### INSTRUCTION
Do not include the pictures; repeat the rest of the data exactly.

Extracted data entries:
==========
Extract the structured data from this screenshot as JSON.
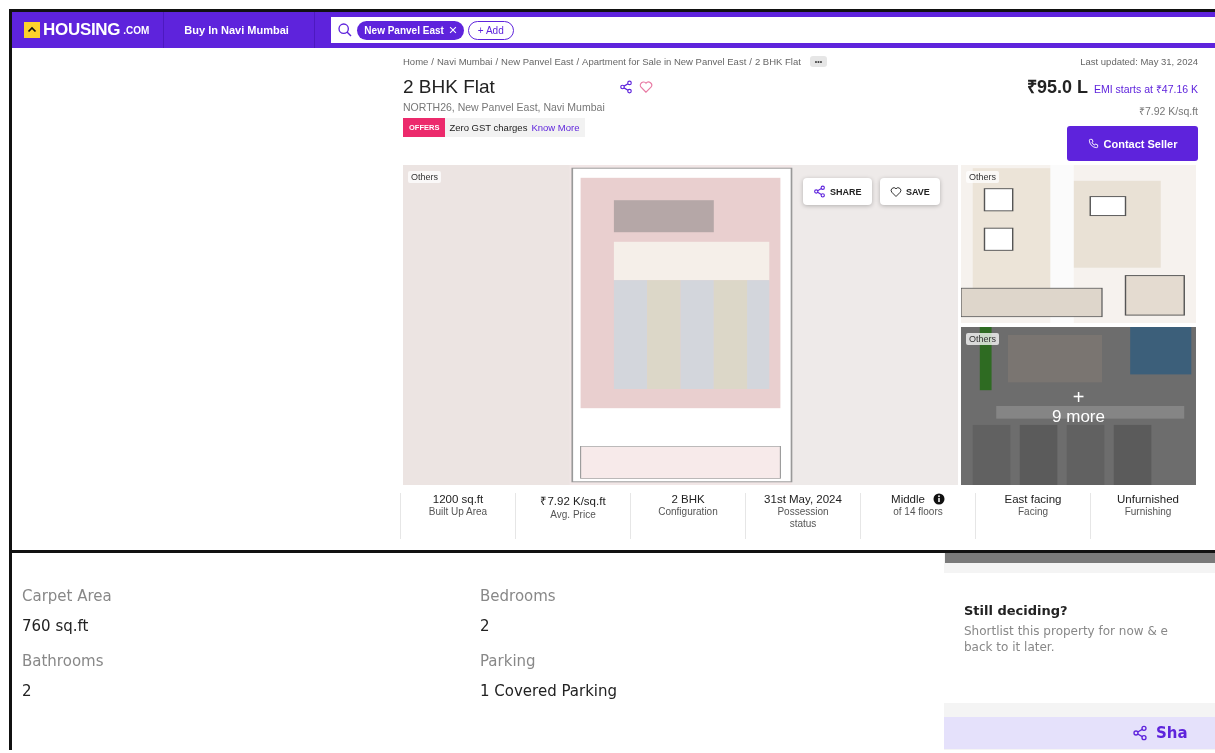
{
  "nav": {
    "logo": "HOUSING",
    "logo_suffix": ".COM",
    "menu": "Buy In Navi Mumbai",
    "search_chips": [
      {
        "label": "New Panvel East"
      }
    ],
    "add_button": "+ Add"
  },
  "breadcrumb": {
    "items": [
      "Home",
      "Navi Mumbai",
      "New Panvel East",
      "Apartment for Sale in New Panvel East",
      "2 BHK Flat"
    ],
    "separator": "/",
    "more": "•••"
  },
  "last_updated": "Last updated: May 31, 2024",
  "listing": {
    "title": "2 BHK Flat",
    "address": "NORTH26, New Panvel East, Navi Mumbai",
    "offer_badge": "OFFERS",
    "offer_text": "Zero GST charges",
    "offer_link": "Know More"
  },
  "price": {
    "amount": "₹95.0 L",
    "emi": "EMI starts at ₹47.16 K",
    "per_sqft": "₹7.92 K/sq.ft",
    "contact_button": "Contact Seller"
  },
  "gallery": {
    "main": {
      "label": "Others",
      "kind": "plan"
    },
    "share_button": "SHARE",
    "save_button": "SAVE",
    "side": [
      {
        "label": "Others",
        "kind": "floorplan"
      },
      {
        "label": "Others",
        "kind": "darkplan",
        "more_icon": "+",
        "more": "9 more"
      }
    ]
  },
  "stats": [
    {
      "value": "1200 sq.ft",
      "label": "Built Up Area",
      "info": false
    },
    {
      "value": "₹7.92 K/sq.ft",
      "label": "Avg. Price",
      "info": false
    },
    {
      "value": "2 BHK",
      "label": "Configuration",
      "info": false
    },
    {
      "value": "31st May, 2024",
      "label": "Possession status",
      "info": false
    },
    {
      "value": "Middle",
      "label": "of 14 floors",
      "info": true
    },
    {
      "value": "East facing",
      "label": "Facing",
      "info": false
    },
    {
      "value": "Unfurnished",
      "label": "Furnishing",
      "info": false
    }
  ],
  "details": [
    {
      "label": "Carpet Area",
      "value": "760 sq.ft"
    },
    {
      "label": "Bedrooms",
      "value": "2"
    },
    {
      "label": "Bathrooms",
      "value": "2"
    },
    {
      "label": "Parking",
      "value": "1 Covered Parking"
    }
  ],
  "side_panel": {
    "title": "Still deciding?",
    "lines": [
      "Shortlist this property for now & e",
      "back to it later."
    ],
    "share_button": "Sha"
  }
}
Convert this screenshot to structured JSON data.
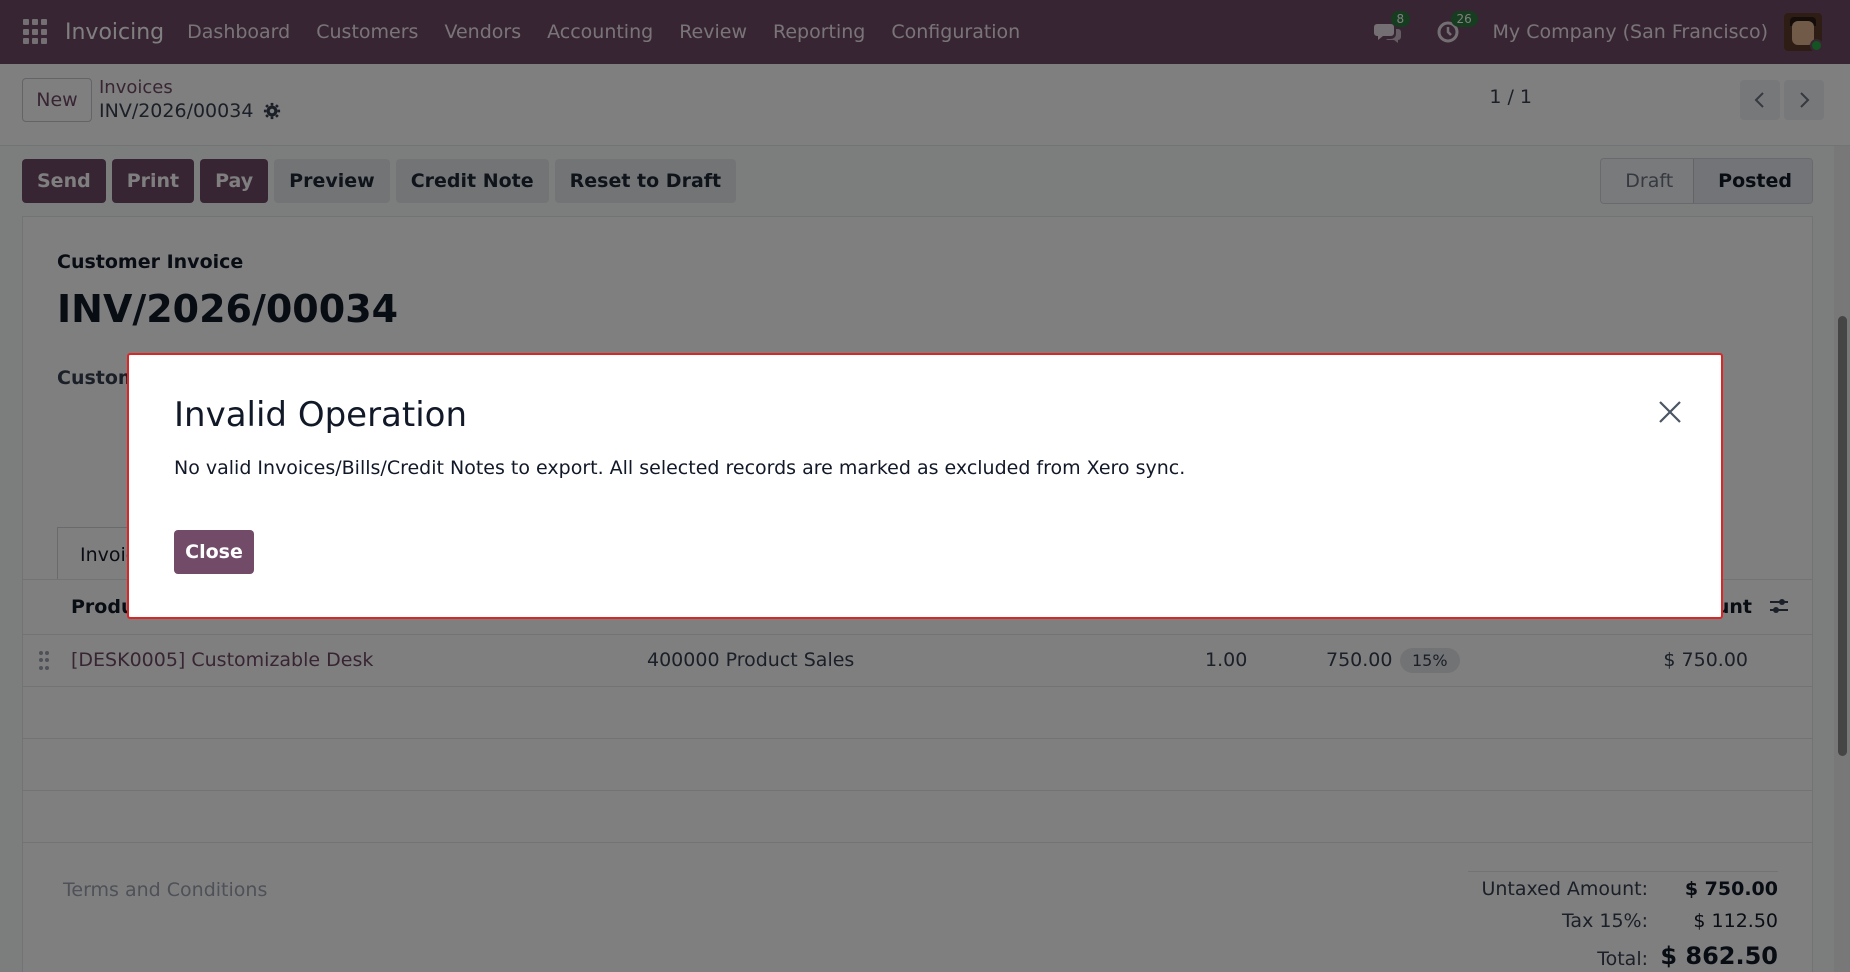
{
  "nav": {
    "app_title": "Invoicing",
    "menu": [
      "Dashboard",
      "Customers",
      "Vendors",
      "Accounting",
      "Review",
      "Reporting",
      "Configuration"
    ],
    "messages_count": "8",
    "activities_count": "26",
    "company": "My Company (San Francisco)",
    "brand_color": "#714b67"
  },
  "control": {
    "new_label": "New",
    "breadcrumb_parent": "Invoices",
    "breadcrumb_current": "INV/2026/00034",
    "pager": "1 / 1"
  },
  "actions": {
    "send": "Send",
    "print": "Print",
    "pay": "Pay",
    "preview": "Preview",
    "credit_note": "Credit Note",
    "reset_to_draft": "Reset to Draft"
  },
  "status": {
    "draft": "Draft",
    "posted": "Posted",
    "current": "Posted"
  },
  "sheet": {
    "type_label": "Customer Invoice",
    "number": "INV/2026/00034",
    "customer_label": "Custom",
    "tab_label": "Invoic",
    "col_product": "Produ",
    "col_amount": "unt",
    "line": {
      "product": "[DESK0005] Customizable Desk",
      "account": "400000 Product Sales",
      "quantity": "1.00",
      "price": "750.00",
      "tax": "15%",
      "amount": "$ 750.00"
    },
    "terms": "Terms and Conditions",
    "totals": {
      "untaxed_label": "Untaxed Amount:",
      "untaxed_value": "$ 750.00",
      "tax_label": "Tax 15%:",
      "tax_value": "$ 112.50",
      "total_label": "Total:",
      "total_value": "$ 862.50"
    }
  },
  "modal": {
    "title": "Invalid Operation",
    "message": "No valid Invoices/Bills/Credit Notes to export. All selected records are marked as excluded from Xero sync.",
    "close_label": "Close"
  }
}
==========
### EXERCISE RESULT
Extract the structured data from this screenshot as JSON.
{
  "nav": {
    "logo": "HOUSING",
    "logo_suffix": ".COM",
    "menu": "Buy In Navi Mumbai",
    "search_chips": [
      {
        "label": "New Panvel East"
      }
    ],
    "add_button": "+ Add"
  },
  "breadcrumb": {
    "items": [
      "Home",
      "Navi Mumbai",
      "New Panvel East",
      "Apartment for Sale in New Panvel East",
      "2 BHK Flat"
    ],
    "separator": "/",
    "more": "•••"
  },
  "last_updated": "Last updated: May 31, 2024",
  "listing": {
    "title": "2 BHK Flat",
    "address": "NORTH26, New Panvel East, Navi Mumbai",
    "offer_badge": "OFFERS",
    "offer_text": "Zero GST charges",
    "offer_link": "Know More"
  },
  "price": {
    "amount": "₹95.0 L",
    "emi": "EMI starts at ₹47.16 K",
    "per_sqft": "₹7.92 K/sq.ft",
    "contact_button": "Contact Seller"
  },
  "gallery": {
    "main": {
      "label": "Others",
      "kind": "plan"
    },
    "share_button": "SHARE",
    "save_button": "SAVE",
    "side": [
      {
        "label": "Others",
        "kind": "floorplan"
      },
      {
        "label": "Others",
        "kind": "darkplan",
        "more_icon": "+",
        "more": "9 more"
      }
    ]
  },
  "stats": [
    {
      "value": "1200 sq.ft",
      "label": "Built Up Area",
      "info": false
    },
    {
      "value": "₹7.92 K/sq.ft",
      "label": "Avg. Price",
      "info": false
    },
    {
      "value": "2 BHK",
      "label": "Configuration",
      "info": false
    },
    {
      "value": "31st May, 2024",
      "label": "Possession status",
      "info": false
    },
    {
      "value": "Middle",
      "label": "of 14 floors",
      "info": true
    },
    {
      "value": "East facing",
      "label": "Facing",
      "info": false
    },
    {
      "value": "Unfurnished",
      "label": "Furnishing",
      "info": false
    }
  ],
  "details": [
    {
      "label": "Carpet Area",
      "value": "760 sq.ft"
    },
    {
      "label": "Bedrooms",
      "value": "2"
    },
    {
      "label": "Bathrooms",
      "value": "2"
    },
    {
      "label": "Parking",
      "value": "1 Covered Parking"
    }
  ],
  "side_panel": {
    "title": "Still deciding?",
    "lines": [
      "Shortlist this property for now & e",
      "back to it later."
    ],
    "share_button": "Sha"
  }
}
Convert this screenshot to structured JSON data.
{
  "nav": {
    "app_title": "Invoicing",
    "menu": [
      "Dashboard",
      "Customers",
      "Vendors",
      "Accounting",
      "Review",
      "Reporting",
      "Configuration"
    ],
    "messages_count": "8",
    "activities_count": "26",
    "company": "My Company (San Francisco)",
    "brand_color": "#714b67"
  },
  "control": {
    "new_label": "New",
    "breadcrumb_parent": "Invoices",
    "breadcrumb_current": "INV/2026/00034",
    "pager": "1 / 1"
  },
  "actions": {
    "send": "Send",
    "print": "Print",
    "pay": "Pay",
    "preview": "Preview",
    "credit_note": "Credit Note",
    "reset_to_draft": "Reset to Draft"
  },
  "status": {
    "draft": "Draft",
    "posted": "Posted",
    "current": "Posted"
  },
  "sheet": {
    "type_label": "Customer Invoice",
    "number": "INV/2026/00034",
    "customer_label": "Custom",
    "tab_label": "Invoic",
    "col_product": "Produ",
    "col_amount": "unt",
    "line": {
      "product": "[DESK0005] Customizable Desk",
      "account": "400000 Product Sales",
      "quantity": "1.00",
      "price": "750.00",
      "tax": "15%",
      "amount": "$ 750.00"
    },
    "terms": "Terms and Conditions",
    "totals": {
      "untaxed_label": "Untaxed Amount:",
      "untaxed_value": "$ 750.00",
      "tax_label": "Tax 15%:",
      "tax_value": "$ 112.50",
      "total_label": "Total:",
      "total_value": "$ 862.50"
    }
  },
  "modal": {
    "title": "Invalid Operation",
    "message": "No valid Invoices/Bills/Credit Notes to export. All selected records are marked as excluded from Xero sync.",
    "close_label": "Close"
  }
}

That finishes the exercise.